## Stated problem
Extract the complete data exactly as given.

+--

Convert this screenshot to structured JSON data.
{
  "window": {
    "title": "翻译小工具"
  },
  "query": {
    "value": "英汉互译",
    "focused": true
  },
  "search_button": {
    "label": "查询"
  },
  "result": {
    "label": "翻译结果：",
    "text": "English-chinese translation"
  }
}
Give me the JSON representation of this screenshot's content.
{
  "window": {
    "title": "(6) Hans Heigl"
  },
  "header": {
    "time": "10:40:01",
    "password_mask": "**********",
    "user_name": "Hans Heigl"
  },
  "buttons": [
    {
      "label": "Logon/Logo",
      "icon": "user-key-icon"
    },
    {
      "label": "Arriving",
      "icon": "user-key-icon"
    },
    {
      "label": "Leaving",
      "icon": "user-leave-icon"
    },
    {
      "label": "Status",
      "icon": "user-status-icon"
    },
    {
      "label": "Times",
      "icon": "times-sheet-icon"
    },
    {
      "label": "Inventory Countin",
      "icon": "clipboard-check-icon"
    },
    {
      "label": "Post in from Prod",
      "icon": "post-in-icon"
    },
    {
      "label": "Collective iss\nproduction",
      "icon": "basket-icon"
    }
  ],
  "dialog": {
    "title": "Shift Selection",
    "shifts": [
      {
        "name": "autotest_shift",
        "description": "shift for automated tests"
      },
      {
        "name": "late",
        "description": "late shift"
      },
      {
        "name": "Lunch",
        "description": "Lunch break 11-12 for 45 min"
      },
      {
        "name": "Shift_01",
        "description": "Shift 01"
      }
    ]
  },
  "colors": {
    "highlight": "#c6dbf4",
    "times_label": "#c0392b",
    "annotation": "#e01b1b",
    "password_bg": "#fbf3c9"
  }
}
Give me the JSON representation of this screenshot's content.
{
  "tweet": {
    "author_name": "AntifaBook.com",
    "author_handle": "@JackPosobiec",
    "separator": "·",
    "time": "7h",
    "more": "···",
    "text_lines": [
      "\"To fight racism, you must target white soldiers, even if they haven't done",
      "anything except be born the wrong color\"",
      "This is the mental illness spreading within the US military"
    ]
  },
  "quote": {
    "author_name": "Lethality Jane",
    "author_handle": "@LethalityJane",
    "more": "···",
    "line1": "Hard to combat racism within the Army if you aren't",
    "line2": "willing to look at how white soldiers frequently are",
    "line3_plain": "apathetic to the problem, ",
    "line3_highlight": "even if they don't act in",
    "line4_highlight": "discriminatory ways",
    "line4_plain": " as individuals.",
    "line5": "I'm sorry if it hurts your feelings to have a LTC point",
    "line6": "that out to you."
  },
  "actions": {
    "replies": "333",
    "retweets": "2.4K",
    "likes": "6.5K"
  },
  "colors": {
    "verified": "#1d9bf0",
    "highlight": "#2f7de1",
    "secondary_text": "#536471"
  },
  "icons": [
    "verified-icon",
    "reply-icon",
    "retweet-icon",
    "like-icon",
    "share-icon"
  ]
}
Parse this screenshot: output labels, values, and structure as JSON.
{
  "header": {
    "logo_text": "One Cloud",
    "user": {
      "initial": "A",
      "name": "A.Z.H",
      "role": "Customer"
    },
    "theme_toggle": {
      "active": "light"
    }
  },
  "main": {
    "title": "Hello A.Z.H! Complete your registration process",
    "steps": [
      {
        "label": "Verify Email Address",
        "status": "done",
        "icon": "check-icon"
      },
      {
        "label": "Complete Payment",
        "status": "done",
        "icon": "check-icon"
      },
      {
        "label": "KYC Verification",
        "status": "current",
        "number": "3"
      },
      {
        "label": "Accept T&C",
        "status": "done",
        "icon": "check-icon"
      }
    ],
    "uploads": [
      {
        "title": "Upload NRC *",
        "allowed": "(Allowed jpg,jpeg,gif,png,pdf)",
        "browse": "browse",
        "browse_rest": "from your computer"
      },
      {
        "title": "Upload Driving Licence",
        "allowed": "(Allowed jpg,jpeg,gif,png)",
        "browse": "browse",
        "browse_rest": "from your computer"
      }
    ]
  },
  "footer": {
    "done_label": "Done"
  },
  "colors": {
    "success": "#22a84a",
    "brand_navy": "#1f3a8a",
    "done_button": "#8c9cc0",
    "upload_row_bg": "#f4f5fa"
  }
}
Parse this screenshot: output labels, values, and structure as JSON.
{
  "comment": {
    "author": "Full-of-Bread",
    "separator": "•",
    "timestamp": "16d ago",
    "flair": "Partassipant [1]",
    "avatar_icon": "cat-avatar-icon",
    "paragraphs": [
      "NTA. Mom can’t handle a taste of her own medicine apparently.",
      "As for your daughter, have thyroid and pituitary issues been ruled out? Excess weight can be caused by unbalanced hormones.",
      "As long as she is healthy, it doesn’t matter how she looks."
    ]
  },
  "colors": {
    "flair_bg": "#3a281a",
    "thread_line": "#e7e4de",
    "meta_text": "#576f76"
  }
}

+--

## Solution below
Convert this screenshot to structured JSON data.
{
  "window": {
    "title": "翻译小工具"
  },
  "query": {
    "value": "英汉互译",
    "focused": true
  },
  "search_button": {
    "label": "查询"
  },
  "result": {
    "label": "翻译结果：",
    "text": "English-chinese translation"
  }
}
Give me the JSON representation of this screenshot's content.
{
  "window": {
    "title": "(6) Hans Heigl"
  },
  "header": {
    "time": "10:40:01",
    "password_mask": "**********",
    "user_name": "Hans Heigl"
  },
  "buttons": [
    {
      "label": "Logon/Logo",
      "icon": "user-key-icon"
    },
    {
      "label": "Arriving",
      "icon": "user-key-icon"
    },
    {
      "label": "Leaving",
      "icon": "user-leave-icon"
    },
    {
      "label": "Status",
      "icon": "user-status-icon"
    },
    {
      "label": "Times",
      "icon": "times-sheet-icon"
    },
    {
      "label": "Inventory Countin",
      "icon": "clipboard-check-icon"
    },
    {
      "label": "Post in from Prod",
      "icon": "post-in-icon"
    },
    {
      "label": "Collective iss\nproduction",
      "icon": "basket-icon"
    }
  ],
  "dialog": {
    "title": "Shift Selection",
    "shifts": [
      {
        "name": "autotest_shift",
        "description": "shift for automated tests"
      },
      {
        "name": "late",
        "description": "late shift"
      },
      {
        "name": "Lunch",
        "description": "Lunch break 11-12 for 45 min"
      },
      {
        "name": "Shift_01",
        "description": "Shift 01"
      }
    ]
  },
  "colors": {
    "highlight": "#c6dbf4",
    "times_label": "#c0392b",
    "annotation": "#e01b1b",
    "password_bg": "#fbf3c9"
  }
}
Give me the JSON representation of this screenshot's content.
{
  "tweet": {
    "author_name": "AntifaBook.com",
    "author_handle": "@JackPosobiec",
    "separator": "·",
    "time": "7h",
    "more": "···",
    "text_lines": [
      "\"To fight racism, you must target white soldiers, even if they haven't done",
      "anything except be born the wrong color\"",
      "This is the mental illness spreading within the US military"
    ]
  },
  "quote": {
    "author_name": "Lethality Jane",
    "author_handle": "@LethalityJane",
    "more": "···",
    "line1": "Hard to combat racism within the Army if you aren't",
    "line2": "willing to look at how white soldiers frequently are",
    "line3_plain": "apathetic to the problem, ",
    "line3_highlight": "even if they don't act in",
    "line4_highlight": "discriminatory ways",
    "line4_plain": " as individuals.",
    "line5": "I'm sorry if it hurts your feelings to have a LTC point",
    "line6": "that out to you."
  },
  "actions": {
    "replies": "333",
    "retweets": "2.4K",
    "likes": "6.5K"
  },
  "colors": {
    "verified": "#1d9bf0",
    "highlight": "#2f7de1",
    "secondary_text": "#536471"
  },
  "icons": [
    "verified-icon",
    "reply-icon",
    "retweet-icon",
    "like-icon",
    "share-icon"
  ]
}
Parse this screenshot: output labels, values, and structure as JSON.
{
  "header": {
    "logo_text": "One Cloud",
    "user": {
      "initial": "A",
      "name": "A.Z.H",
      "role": "Customer"
    },
    "theme_toggle": {
      "active": "light"
    }
  },
  "main": {
    "title": "Hello A.Z.H! Complete your registration process",
    "steps": [
      {
        "label": "Verify Email Address",
        "status": "done",
        "icon": "check-icon"
      },
      {
        "label": "Complete Payment",
        "status": "done",
        "icon": "check-icon"
      },
      {
        "label": "KYC Verification",
        "status": "current",
        "number": "3"
      },
      {
        "label": "Accept T&C",
        "status": "done",
        "icon": "check-icon"
      }
    ],
    "uploads": [
      {
        "title": "Upload NRC *",
        "allowed": "(Allowed jpg,jpeg,gif,png,pdf)",
        "browse": "browse",
        "browse_rest": "from your computer"
      },
      {
        "title": "Upload Driving Licence",
        "allowed": "(Allowed jpg,jpeg,gif,png)",
        "browse": "browse",
        "browse_rest": "from your computer"
      }
    ]
  },
  "footer": {
    "done_label": "Done"
  },
  "colors": {
    "success": "#22a84a",
    "brand_navy": "#1f3a8a",
    "done_button": "#8c9cc0",
    "upload_row_bg": "#f4f5fa"
  }
}
Parse this screenshot: output labels, values, and structure as JSON.
{
  "comment": {
    "author": "Full-of-Bread",
    "separator": "•",
    "timestamp": "16d ago",
    "flair": "Partassipant [1]",
    "avatar_icon": "cat-avatar-icon",
    "paragraphs": [
      "NTA. Mom can’t handle a taste of her own medicine apparently.",
      "As for your daughter, have thyroid and pituitary issues been ruled out? Excess weight can be caused by unbalanced hormones.",
      "As long as she is healthy, it doesn’t matter how she looks."
    ]
  },
  "colors": {
    "flair_bg": "#3a281a",
    "thread_line": "#e7e4de",
    "meta_text": "#576f76"
  }
}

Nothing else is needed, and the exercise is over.